Request =>
Each record below should be repeated precisely as written.

Input records =>
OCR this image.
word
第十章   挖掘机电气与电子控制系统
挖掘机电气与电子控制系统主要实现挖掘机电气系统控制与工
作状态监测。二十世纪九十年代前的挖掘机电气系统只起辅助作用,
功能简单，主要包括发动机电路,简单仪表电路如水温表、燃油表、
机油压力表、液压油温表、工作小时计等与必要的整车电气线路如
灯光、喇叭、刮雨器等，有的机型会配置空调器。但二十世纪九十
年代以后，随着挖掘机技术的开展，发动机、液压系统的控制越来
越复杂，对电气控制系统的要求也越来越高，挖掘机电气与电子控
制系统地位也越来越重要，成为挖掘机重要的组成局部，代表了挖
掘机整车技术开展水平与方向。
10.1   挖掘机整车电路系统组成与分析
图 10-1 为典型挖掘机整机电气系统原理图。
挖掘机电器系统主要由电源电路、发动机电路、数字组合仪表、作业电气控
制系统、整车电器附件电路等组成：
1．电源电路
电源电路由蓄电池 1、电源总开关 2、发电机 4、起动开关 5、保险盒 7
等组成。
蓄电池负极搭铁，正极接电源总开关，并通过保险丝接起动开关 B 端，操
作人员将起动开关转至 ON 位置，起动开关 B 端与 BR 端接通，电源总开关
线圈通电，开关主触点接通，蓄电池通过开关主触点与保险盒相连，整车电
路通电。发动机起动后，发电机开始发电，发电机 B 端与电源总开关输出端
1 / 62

Finished task =>
OCR this image.
word
第十章   挖掘机电气与电子控制系统
挖掘机电气与电子控制系统主要实现挖掘机电气系统控制与工
作状态监测。二十世纪九十年代前的挖掘机电气系统只起辅助作用,
功能简单，主要包括发动机电路,简单仪表电路如水温表、燃油表、
机油压力表、液压油温表、工作小时计等与必要的整车电气线路如
灯光、喇叭、刮雨器等，有的机型会配置空调器。但二十世纪九十
年代以后，随着挖掘机技术的开展，发动机、液压系统的控制越来
越复杂，对电气控制系统的要求也越来越高，挖掘机电气与电子控
制系统地位也越来越重要，成为挖掘机重要的组成局部，代表了挖
掘机整车技术开展水平与方向。
10.1   挖掘机整车电路系统组成与分析
图 10-1 为典型挖掘机整机电气系统原理图。
挖掘机电器系统主要由电源电路、发动机电路、数字组合仪表、作业电气控
制系统、整车电器附件电路等组成：
1．电源电路
电源电路由蓄电池 1、电源总开关 2、发电机 4、起动开关 5、保险盒 7
等组成。
蓄电池负极搭铁，正极接电源总开关，并通过保险丝接起动开关 B 端，操
作人员将起动开关转至 ON 位置，起动开关 B 端与 BR 端接通，电源总开关
线圈通电，开关主触点接通，蓄电池通过开关主触点与保险盒相连，整车电
路通电。发动机起动后，发电机开始发电，发电机 B 端与电源总开关输出端
1 / 62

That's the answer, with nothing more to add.